SHORT PROBLEM: Write out the records word for word, with no pictures.

EXERCISE DATA:
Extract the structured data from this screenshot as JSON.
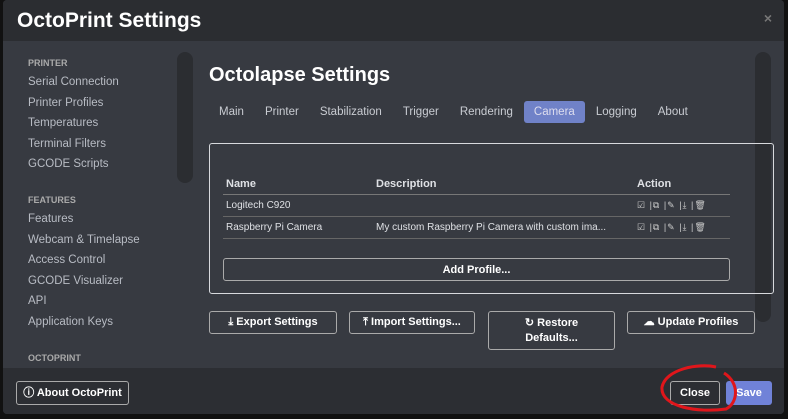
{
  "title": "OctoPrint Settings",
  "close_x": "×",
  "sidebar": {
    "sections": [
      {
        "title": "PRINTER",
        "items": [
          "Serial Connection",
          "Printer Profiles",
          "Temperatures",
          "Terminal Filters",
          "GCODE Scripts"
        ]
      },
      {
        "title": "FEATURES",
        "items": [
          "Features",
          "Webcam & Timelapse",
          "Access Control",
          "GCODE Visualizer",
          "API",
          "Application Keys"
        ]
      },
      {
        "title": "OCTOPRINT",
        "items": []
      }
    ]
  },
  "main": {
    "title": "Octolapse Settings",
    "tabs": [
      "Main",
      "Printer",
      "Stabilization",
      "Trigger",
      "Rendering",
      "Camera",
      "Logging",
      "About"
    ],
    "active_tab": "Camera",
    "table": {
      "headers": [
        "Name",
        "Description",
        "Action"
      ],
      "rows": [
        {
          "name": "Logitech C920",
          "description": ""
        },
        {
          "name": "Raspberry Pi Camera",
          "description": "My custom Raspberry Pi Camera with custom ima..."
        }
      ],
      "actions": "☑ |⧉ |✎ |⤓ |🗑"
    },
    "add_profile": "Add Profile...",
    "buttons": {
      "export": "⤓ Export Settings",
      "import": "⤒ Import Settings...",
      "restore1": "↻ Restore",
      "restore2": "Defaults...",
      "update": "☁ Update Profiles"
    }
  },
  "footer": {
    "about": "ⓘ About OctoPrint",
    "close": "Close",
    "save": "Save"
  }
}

ANSWER TO THIS EXERCISE:
Extract the structured data from this screenshot as JSON.
{
  "title": "OctoPrint Settings",
  "close_x": "×",
  "sidebar": {
    "sections": [
      {
        "title": "PRINTER",
        "items": [
          "Serial Connection",
          "Printer Profiles",
          "Temperatures",
          "Terminal Filters",
          "GCODE Scripts"
        ]
      },
      {
        "title": "FEATURES",
        "items": [
          "Features",
          "Webcam & Timelapse",
          "Access Control",
          "GCODE Visualizer",
          "API",
          "Application Keys"
        ]
      },
      {
        "title": "OCTOPRINT",
        "items": []
      }
    ]
  },
  "main": {
    "title": "Octolapse Settings",
    "tabs": [
      "Main",
      "Printer",
      "Stabilization",
      "Trigger",
      "Rendering",
      "Camera",
      "Logging",
      "About"
    ],
    "active_tab": "Camera",
    "table": {
      "headers": [
        "Name",
        "Description",
        "Action"
      ],
      "rows": [
        {
          "name": "Logitech C920",
          "description": ""
        },
        {
          "name": "Raspberry Pi Camera",
          "description": "My custom Raspberry Pi Camera with custom ima..."
        }
      ],
      "actions": "☑ |⧉ |✎ |⤓ |🗑"
    },
    "add_profile": "Add Profile...",
    "buttons": {
      "export": "⤓ Export Settings",
      "import": "⤒ Import Settings...",
      "restore1": "↻ Restore",
      "restore2": "Defaults...",
      "update": "☁ Update Profiles"
    }
  },
  "footer": {
    "about": "ⓘ About OctoPrint",
    "close": "Close",
    "save": "Save"
  }
}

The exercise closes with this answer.